### Layout coordinate data
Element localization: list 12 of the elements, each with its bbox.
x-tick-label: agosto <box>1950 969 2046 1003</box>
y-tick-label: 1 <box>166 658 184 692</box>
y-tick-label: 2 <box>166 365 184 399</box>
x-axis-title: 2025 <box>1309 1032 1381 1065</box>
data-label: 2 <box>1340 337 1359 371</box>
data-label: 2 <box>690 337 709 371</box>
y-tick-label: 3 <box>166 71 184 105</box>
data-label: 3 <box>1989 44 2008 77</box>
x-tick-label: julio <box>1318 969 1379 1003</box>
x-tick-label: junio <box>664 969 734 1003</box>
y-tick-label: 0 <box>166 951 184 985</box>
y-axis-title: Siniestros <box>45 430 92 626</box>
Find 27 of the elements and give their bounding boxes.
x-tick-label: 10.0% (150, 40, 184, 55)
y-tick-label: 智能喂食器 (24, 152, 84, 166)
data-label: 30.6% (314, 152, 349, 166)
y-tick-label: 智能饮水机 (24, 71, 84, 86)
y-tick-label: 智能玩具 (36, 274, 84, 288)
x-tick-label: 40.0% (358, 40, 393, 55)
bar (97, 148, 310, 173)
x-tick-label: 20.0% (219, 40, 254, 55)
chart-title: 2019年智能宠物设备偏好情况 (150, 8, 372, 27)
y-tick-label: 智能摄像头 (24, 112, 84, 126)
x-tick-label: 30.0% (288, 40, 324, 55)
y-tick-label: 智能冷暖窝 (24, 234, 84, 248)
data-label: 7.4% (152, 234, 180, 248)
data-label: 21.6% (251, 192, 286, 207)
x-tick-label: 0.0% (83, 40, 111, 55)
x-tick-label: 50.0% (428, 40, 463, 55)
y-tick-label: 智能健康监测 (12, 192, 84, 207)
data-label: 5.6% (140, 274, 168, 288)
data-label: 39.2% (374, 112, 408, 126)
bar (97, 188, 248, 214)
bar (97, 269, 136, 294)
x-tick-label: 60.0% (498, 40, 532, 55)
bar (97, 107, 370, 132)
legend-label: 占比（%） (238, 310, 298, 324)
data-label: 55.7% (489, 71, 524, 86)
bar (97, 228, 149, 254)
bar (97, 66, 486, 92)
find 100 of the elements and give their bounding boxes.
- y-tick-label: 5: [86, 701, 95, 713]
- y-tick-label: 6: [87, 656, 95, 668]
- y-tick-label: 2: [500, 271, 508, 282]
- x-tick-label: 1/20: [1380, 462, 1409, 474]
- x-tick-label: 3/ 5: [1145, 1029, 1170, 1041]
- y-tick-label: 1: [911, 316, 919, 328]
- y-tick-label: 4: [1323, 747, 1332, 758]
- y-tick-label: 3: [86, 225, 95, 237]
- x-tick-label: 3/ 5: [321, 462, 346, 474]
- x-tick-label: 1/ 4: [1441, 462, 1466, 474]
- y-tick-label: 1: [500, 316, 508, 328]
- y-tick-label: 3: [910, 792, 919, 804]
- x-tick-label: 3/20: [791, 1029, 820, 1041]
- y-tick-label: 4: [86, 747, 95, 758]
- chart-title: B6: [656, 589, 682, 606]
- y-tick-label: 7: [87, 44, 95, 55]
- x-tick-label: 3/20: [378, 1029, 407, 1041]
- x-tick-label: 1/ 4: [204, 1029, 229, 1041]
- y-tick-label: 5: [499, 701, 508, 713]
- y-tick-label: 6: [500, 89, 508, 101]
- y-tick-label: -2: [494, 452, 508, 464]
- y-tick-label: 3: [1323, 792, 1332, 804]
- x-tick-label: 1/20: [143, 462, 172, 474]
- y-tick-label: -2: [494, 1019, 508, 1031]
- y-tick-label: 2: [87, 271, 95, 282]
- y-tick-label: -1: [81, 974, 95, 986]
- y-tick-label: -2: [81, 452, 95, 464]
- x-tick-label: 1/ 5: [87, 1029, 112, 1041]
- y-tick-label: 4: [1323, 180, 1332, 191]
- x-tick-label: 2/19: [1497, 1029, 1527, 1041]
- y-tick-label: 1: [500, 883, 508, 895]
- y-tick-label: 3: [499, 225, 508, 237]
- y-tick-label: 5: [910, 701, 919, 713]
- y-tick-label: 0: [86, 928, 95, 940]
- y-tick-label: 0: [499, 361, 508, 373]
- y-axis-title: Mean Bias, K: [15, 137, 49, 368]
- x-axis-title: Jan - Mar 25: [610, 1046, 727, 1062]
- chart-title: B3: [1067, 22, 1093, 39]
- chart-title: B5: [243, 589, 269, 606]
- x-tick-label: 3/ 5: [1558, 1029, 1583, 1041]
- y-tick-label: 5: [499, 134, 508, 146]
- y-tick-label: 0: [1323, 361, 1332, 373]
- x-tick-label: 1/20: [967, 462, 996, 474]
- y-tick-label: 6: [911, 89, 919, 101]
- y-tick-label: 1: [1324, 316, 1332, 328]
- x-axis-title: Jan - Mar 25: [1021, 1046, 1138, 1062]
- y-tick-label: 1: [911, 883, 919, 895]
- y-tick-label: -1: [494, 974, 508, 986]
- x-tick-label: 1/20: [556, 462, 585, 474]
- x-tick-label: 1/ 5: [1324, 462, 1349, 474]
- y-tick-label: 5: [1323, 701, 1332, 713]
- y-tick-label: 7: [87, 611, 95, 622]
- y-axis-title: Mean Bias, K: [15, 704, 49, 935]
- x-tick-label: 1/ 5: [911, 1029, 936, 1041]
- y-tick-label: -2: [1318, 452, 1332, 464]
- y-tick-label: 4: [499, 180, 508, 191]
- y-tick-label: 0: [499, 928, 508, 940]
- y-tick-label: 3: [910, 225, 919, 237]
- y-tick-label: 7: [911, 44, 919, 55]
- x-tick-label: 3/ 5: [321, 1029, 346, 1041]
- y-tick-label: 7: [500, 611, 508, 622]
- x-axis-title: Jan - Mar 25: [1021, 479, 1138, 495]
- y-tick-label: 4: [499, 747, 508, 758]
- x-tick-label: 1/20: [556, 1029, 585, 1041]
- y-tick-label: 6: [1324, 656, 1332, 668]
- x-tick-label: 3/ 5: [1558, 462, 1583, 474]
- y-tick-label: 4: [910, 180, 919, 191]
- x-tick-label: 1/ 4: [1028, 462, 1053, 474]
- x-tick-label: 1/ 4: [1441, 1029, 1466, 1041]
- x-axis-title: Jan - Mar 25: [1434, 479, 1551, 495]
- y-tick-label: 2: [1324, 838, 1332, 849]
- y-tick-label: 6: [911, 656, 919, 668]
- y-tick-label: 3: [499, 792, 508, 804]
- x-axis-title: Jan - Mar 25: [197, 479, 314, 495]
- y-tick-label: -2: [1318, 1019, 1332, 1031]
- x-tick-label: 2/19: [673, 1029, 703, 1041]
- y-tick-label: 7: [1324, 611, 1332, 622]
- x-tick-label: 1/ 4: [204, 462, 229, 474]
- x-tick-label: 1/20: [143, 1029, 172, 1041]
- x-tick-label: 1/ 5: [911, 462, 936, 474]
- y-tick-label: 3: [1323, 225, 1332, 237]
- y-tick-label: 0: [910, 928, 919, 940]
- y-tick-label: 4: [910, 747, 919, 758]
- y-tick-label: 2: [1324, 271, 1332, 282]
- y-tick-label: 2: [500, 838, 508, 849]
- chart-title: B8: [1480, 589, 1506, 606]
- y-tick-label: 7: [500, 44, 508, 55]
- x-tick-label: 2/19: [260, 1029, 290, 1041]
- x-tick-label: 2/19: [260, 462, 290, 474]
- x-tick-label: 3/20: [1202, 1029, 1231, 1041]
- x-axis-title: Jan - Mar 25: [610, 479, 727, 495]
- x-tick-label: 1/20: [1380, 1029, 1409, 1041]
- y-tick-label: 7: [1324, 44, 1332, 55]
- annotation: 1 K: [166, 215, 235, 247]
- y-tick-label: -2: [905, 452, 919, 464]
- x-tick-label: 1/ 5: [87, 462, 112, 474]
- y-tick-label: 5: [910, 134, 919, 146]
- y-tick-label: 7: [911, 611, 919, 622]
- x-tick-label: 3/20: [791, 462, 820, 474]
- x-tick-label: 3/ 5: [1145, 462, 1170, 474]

### Short task
Rewrite the data from the start through the line containing "x-axis-title: 2025 <box>1309", swapping "agosto" for "August" and leaving everything else as it is.

### Answer in full
Element localization: list 12 of the elements, each with its bbox.
x-tick-label: August <box>1950 969 2046 1003</box>
y-tick-label: 1 <box>166 658 184 692</box>
y-tick-label: 2 <box>166 365 184 399</box>
x-axis-title: 2025 <box>1309 1032 1381 1065</box>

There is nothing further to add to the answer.